Restate the records below word for word.
==== RAW RECORDS
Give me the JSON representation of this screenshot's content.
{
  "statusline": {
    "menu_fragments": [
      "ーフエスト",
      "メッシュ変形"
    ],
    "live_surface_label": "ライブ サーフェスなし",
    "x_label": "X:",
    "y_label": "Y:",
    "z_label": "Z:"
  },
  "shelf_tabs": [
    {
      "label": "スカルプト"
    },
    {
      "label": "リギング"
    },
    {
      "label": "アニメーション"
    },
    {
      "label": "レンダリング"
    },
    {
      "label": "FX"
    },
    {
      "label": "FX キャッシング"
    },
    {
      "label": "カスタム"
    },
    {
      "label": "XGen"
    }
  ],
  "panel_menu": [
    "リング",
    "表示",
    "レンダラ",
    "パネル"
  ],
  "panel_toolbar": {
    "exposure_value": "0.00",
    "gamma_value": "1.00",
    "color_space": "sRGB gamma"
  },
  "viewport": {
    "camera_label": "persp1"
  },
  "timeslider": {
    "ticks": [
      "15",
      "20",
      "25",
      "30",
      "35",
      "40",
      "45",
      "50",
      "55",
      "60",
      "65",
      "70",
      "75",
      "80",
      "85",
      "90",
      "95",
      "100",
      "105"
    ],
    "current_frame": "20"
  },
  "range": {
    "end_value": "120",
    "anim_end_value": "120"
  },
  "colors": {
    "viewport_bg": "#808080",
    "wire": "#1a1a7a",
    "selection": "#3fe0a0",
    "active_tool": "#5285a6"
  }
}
========
#### [CORRECT RESPONSE]
Give me the JSON representation of this screenshot's content.
{
  "statusline": {
    "menu_fragments": [
      "ーフエスト",
      "メッシュ変形"
    ],
    "live_surface_label": "ライブ サーフェスなし",
    "x_label": "X:",
    "y_label": "Y:",
    "z_label": "Z:"
  },
  "shelf_tabs": [
    {
      "label": "スカルプト"
    },
    {
      "label": "リギング"
    },
    {
      "label": "アニメーション"
    },
    {
      "label": "レンダリング"
    },
    {
      "label": "FX"
    },
    {
      "label": "FX キャッシング"
    },
    {
      "label": "カスタム"
    },
    {
      "label": "XGen"
    }
  ],
  "panel_menu": [
    "リング",
    "表示",
    "レンダラ",
    "パネル"
  ],
  "panel_toolbar": {
    "exposure_value": "0.00",
    "gamma_value": "1.00",
    "color_space": "sRGB gamma"
  },
  "viewport": {
    "camera_label": "persp1"
  },
  "timeslider": {
    "ticks": [
      "15",
      "20",
      "25",
      "30",
      "35",
      "40",
      "45",
      "50",
      "55",
      "60",
      "65",
      "70",
      "75",
      "80",
      "85",
      "90",
      "95",
      "100",
      "105"
    ],
    "current_frame": "20"
  },
  "range": {
    "end_value": "120",
    "anim_end_value": "120"
  },
  "colors": {
    "viewport_bg": "#808080",
    "wire": "#1a1a7a",
    "selection": "#3fe0a0",
    "active_tool": "#5285a6"
  }
}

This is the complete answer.